§ **DIRECTIONS FOR THIS TASK**: Exactly repeat the full listing that follows.

§ **MATERIAL SHOWN**:
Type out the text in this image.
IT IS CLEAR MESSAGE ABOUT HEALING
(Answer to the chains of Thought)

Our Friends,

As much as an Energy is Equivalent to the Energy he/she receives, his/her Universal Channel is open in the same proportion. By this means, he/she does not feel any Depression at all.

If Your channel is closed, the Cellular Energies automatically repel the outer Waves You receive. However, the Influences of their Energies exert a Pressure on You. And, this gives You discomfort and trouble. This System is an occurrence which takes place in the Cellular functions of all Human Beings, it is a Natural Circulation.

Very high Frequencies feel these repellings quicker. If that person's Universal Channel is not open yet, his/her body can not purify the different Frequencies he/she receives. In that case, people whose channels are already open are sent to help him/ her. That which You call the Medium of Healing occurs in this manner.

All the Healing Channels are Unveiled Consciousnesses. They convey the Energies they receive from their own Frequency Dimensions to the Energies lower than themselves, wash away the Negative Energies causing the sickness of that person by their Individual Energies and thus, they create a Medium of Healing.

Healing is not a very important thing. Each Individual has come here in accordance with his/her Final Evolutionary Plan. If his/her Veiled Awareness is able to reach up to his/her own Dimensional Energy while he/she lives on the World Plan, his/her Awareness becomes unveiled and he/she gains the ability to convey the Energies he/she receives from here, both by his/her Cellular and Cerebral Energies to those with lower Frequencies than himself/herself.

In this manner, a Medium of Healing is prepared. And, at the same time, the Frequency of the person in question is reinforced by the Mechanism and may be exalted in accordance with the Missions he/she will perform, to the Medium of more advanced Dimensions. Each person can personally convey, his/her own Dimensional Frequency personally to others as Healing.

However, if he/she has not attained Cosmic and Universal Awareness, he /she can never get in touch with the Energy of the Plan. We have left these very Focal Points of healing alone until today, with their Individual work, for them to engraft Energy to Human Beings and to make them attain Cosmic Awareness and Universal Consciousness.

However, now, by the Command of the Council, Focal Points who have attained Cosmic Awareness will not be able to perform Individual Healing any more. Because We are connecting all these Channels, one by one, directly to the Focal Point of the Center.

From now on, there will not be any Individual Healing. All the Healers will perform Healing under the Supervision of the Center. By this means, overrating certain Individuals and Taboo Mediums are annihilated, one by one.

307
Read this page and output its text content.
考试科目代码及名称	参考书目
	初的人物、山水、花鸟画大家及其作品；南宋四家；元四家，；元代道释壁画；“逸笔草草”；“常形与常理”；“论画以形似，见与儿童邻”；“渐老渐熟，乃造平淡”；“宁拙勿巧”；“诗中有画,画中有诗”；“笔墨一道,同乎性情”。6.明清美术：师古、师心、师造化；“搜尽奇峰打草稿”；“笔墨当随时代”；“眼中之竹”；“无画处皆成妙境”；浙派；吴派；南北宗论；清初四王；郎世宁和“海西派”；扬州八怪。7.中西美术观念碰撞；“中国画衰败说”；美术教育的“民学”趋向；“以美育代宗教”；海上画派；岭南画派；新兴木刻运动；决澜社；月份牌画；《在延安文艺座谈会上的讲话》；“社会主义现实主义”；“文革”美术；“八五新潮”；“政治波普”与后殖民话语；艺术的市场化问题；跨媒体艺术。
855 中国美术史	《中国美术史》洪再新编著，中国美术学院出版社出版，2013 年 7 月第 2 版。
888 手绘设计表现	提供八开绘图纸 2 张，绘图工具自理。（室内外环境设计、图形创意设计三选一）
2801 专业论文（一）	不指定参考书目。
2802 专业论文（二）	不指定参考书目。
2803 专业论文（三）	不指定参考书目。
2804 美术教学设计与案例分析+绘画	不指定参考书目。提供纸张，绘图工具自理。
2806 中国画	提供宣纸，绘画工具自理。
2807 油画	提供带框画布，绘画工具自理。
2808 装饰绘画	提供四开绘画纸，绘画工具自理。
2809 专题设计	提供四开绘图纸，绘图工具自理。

§ **COMPLETED EXERCISE**:
Type out the text in this image.
IT IS CLEAR MESSAGE ABOUT HEALING
(Answer to the chains of Thought)

Our Friends,

As much as an Energy is Equivalent to the Energy he/she receives, his/her Universal Channel is open in the same proportion. By this means, he/she does not feel any Depression at all.

If Your channel is closed, the Cellular Energies automatically repel the outer Waves You receive. However, the Influences of their Energies exert a Pressure on You. And, this gives You discomfort and trouble. This System is an occurrence which takes place in the Cellular functions of all Human Beings, it is a Natural Circulation.

Very high Frequencies feel these repellings quicker. If that person's Universal Channel is not open yet, his/her body can not purify the different Frequencies he/she receives. In that case, people whose channels are already open are sent to help him/ her. That which You call the Medium of Healing occurs in this manner.

All the Healing Channels are Unveiled Consciousnesses. They convey the Energies they receive from their own Frequency Dimensions to the Energies lower than themselves, wash away the Negative Energies causing the sickness of that person by their Individual Energies and thus, they create a Medium of Healing.

Healing is not a very important thing. Each Individual has come here in accordance with his/her Final Evolutionary Plan. If his/her Veiled Awareness is able to reach up to his/her own Dimensional Energy while he/she lives on the World Plan, his/her Awareness becomes unveiled and he/she gains the ability to convey the Energies he/she receives from here, both by his/her Cellular and Cerebral Energies to those with lower Frequencies than himself/herself.

In this manner, a Medium of Healing is prepared. And, at the same time, the Frequency of the person in question is reinforced by the Mechanism and may be exalted in accordance with the Missions he/she will perform, to the Medium of more advanced Dimensions. Each person can personally convey, his/her own Dimensional Frequency personally to others as Healing.

However, if he/she has not attained Cosmic and Universal Awareness, he /she can never get in touch with the Energy of the Plan. We have left these very Focal Points of healing alone until today, with their Individual work, for them to engraft Energy to Human Beings and to make them attain Cosmic Awareness and Universal Consciousness.

However, now, by the Command of the Council, Focal Points who have attained Cosmic Awareness will not be able to perform Individual Healing any more. Because We are connecting all these Channels, one by one, directly to the Focal Point of the Center.

From now on, there will not be any Individual Healing. All the Healers will perform Healing under the Supervision of the Center. By this means, overrating certain Individuals and Taboo Mediums are annihilated, one by one.

307
Read this page and output its text content.
考试科目代码及名称	参考书目
	初的人物、山水、花鸟画大家及其作品；南宋四家；元四家，；元代道释壁画；“逸笔草草”；“常形与常理”；“论画以形似，见与儿童邻”；“渐老渐熟，乃造平淡”；“宁拙勿巧”；“诗中有画,画中有诗”；“笔墨一道,同乎性情”。6.明清美术：师古、师心、师造化；“搜尽奇峰打草稿”；“笔墨当随时代”；“眼中之竹”；“无画处皆成妙境”；浙派；吴派；南北宗论；清初四王；郎世宁和“海西派”；扬州八怪。7.中西美术观念碰撞；“中国画衰败说”；美术教育的“民学”趋向；“以美育代宗教”；海上画派；岭南画派；新兴木刻运动；决澜社；月份牌画；《在延安文艺座谈会上的讲话》；“社会主义现实主义”；“文革”美术；“八五新潮”；“政治波普”与后殖民话语；艺术的市场化问题；跨媒体艺术。
855 中国美术史	《中国美术史》洪再新编著，中国美术学院出版社出版，2013 年 7 月第 2 版。
888 手绘设计表现	提供八开绘图纸 2 张，绘图工具自理。（室内外环境设计、图形创意设计三选一）
2801 专业论文（一）	不指定参考书目。
2802 专业论文（二）	不指定参考书目。
2803 专业论文（三）	不指定参考书目。
2804 美术教学设计与案例分析+绘画	不指定参考书目。提供纸张，绘图工具自理。
2806 中国画	提供宣纸，绘画工具自理。
2807 油画	提供带框画布，绘画工具自理。
2808 装饰绘画	提供四开绘画纸，绘画工具自理。
2809 专题设计	提供四开绘图纸，绘图工具自理。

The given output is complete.